▽

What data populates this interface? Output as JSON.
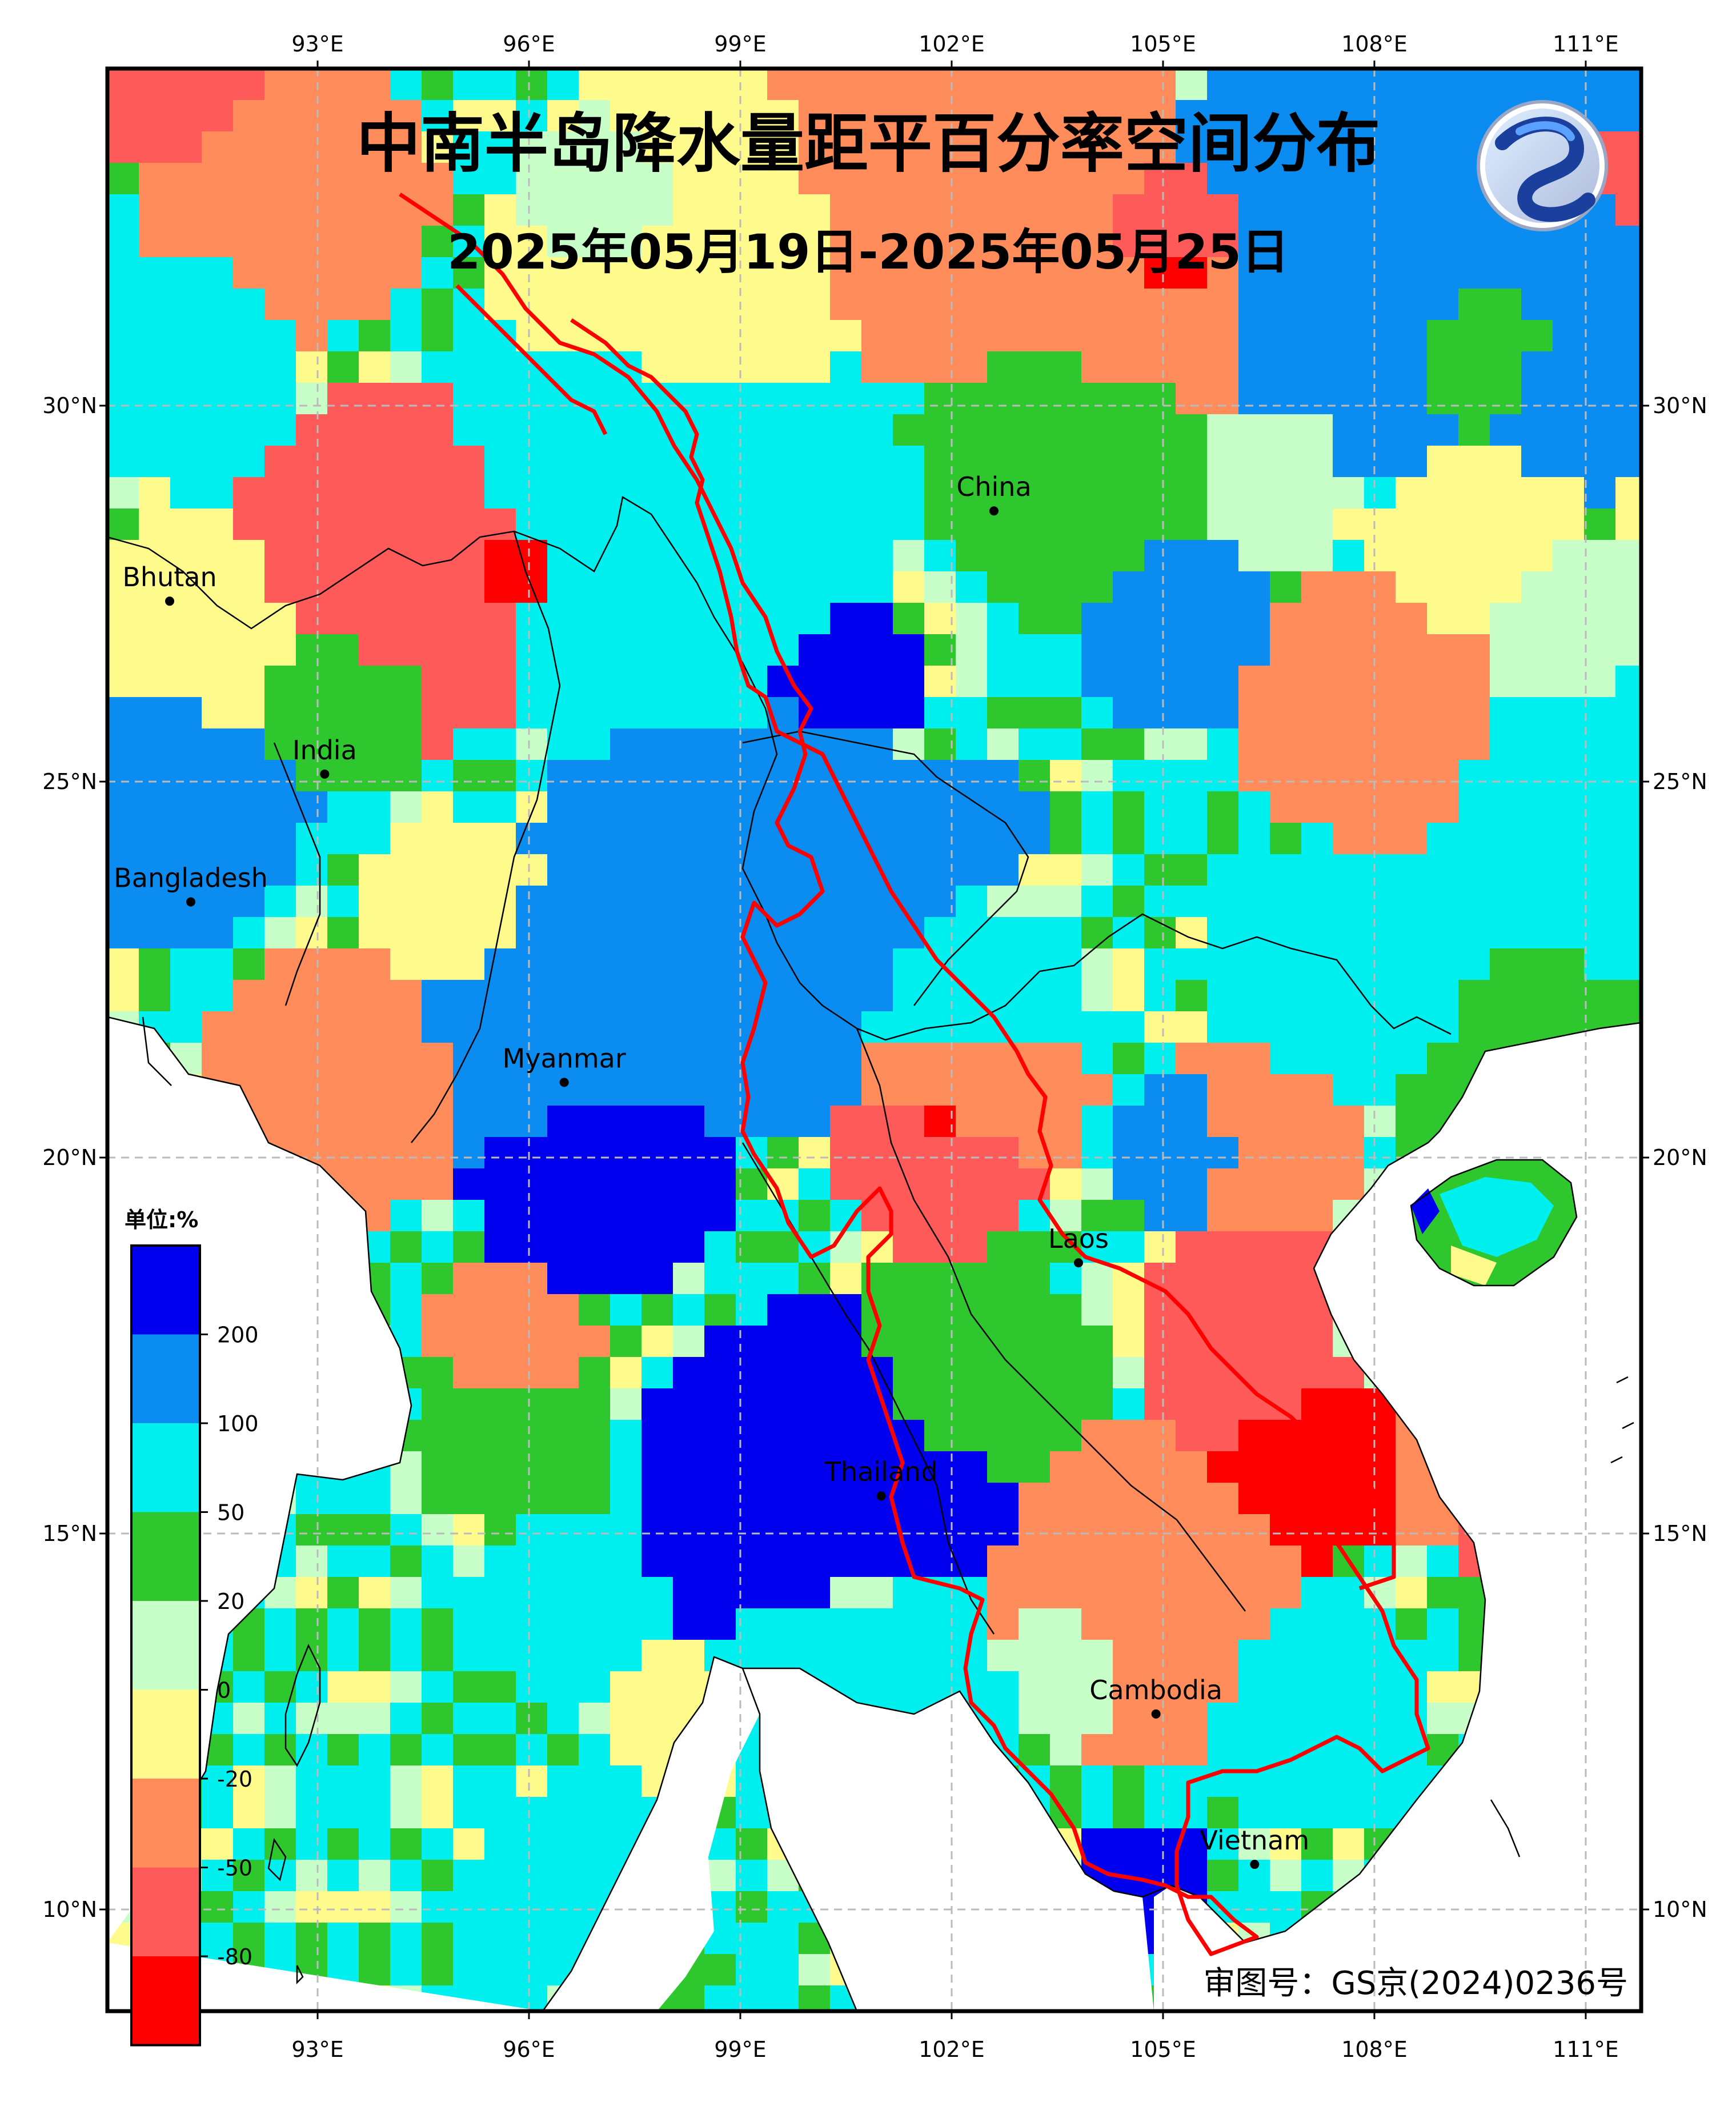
{
  "title": "中南半岛降水量距平百分率空间分布",
  "subtitle": "2025年05月19日-2025年05月25日",
  "footer": "审图号：GS京(2024)0236号",
  "legend": {
    "unit": "单位:%",
    "labels": [
      "200",
      "100",
      "50",
      "20",
      "0",
      "-20",
      "-50",
      "-80"
    ],
    "colors": [
      "#0000ee",
      "#0a8cf0",
      "#00f0f0",
      "#2ec82e",
      "#c8ffc8",
      "#fffa8c",
      "#ff8c5a",
      "#ff5a5a",
      "#ff0000"
    ]
  },
  "axes": {
    "lon_labels": [
      "93°E",
      "96°E",
      "99°E",
      "102°E",
      "105°E",
      "108°E",
      "111°E"
    ],
    "lat_labels": [
      "30°N",
      "25°N",
      "20°N",
      "15°N",
      "10°N"
    ]
  },
  "places": [
    {
      "name": "China",
      "lon": 102.6,
      "lat": 28.6
    },
    {
      "name": "Bhutan",
      "lon": 90.9,
      "lat": 27.4
    },
    {
      "name": "India",
      "lon": 93.1,
      "lat": 25.1
    },
    {
      "name": "Bangladesh",
      "lon": 91.2,
      "lat": 23.4
    },
    {
      "name": "Myanmar",
      "lon": 96.5,
      "lat": 21.0
    },
    {
      "name": "Laos",
      "lon": 103.8,
      "lat": 18.6
    },
    {
      "name": "Thailand",
      "lon": 101.0,
      "lat": 15.5
    },
    {
      "name": "Cambodia",
      "lon": 104.9,
      "lat": 12.6
    },
    {
      "name": "Vietnam",
      "lon": 106.3,
      "lat": 10.6
    }
  ],
  "colors": {
    "boundary_red": "#ff0000",
    "coastline": "#000000",
    "grid": "#bbbbbb"
  },
  "logo": "stylized-dragon-logo"
}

△

- **PROBLEM TO WORK ON**
Reproduce the entries above word for word. Pictures stay out.

- **COMPLETE RESPONSE**
What data populates this interface? Output as JSON.
{
  "title": "中南半岛降水量距平百分率空间分布",
  "subtitle": "2025年05月19日-2025年05月25日",
  "footer": "审图号：GS京(2024)0236号",
  "legend": {
    "unit": "单位:%",
    "labels": [
      "200",
      "100",
      "50",
      "20",
      "0",
      "-20",
      "-50",
      "-80"
    ],
    "colors": [
      "#0000ee",
      "#0a8cf0",
      "#00f0f0",
      "#2ec82e",
      "#c8ffc8",
      "#fffa8c",
      "#ff8c5a",
      "#ff5a5a",
      "#ff0000"
    ]
  },
  "axes": {
    "lon_labels": [
      "93°E",
      "96°E",
      "99°E",
      "102°E",
      "105°E",
      "108°E",
      "111°E"
    ],
    "lat_labels": [
      "30°N",
      "25°N",
      "20°N",
      "15°N",
      "10°N"
    ]
  },
  "places": [
    {
      "name": "China",
      "lon": 102.6,
      "lat": 28.6
    },
    {
      "name": "Bhutan",
      "lon": 90.9,
      "lat": 27.4
    },
    {
      "name": "India",
      "lon": 93.1,
      "lat": 25.1
    },
    {
      "name": "Bangladesh",
      "lon": 91.2,
      "lat": 23.4
    },
    {
      "name": "Myanmar",
      "lon": 96.5,
      "lat": 21.0
    },
    {
      "name": "Laos",
      "lon": 103.8,
      "lat": 18.6
    },
    {
      "name": "Thailand",
      "lon": 101.0,
      "lat": 15.5
    },
    {
      "name": "Cambodia",
      "lon": 104.9,
      "lat": 12.6
    },
    {
      "name": "Vietnam",
      "lon": 106.3,
      "lat": 10.6
    }
  ],
  "colors": {
    "boundary_red": "#ff0000",
    "coastline": "#000000",
    "grid": "#bbbbbb"
  },
  "logo": "stylized-dragon-logo"
}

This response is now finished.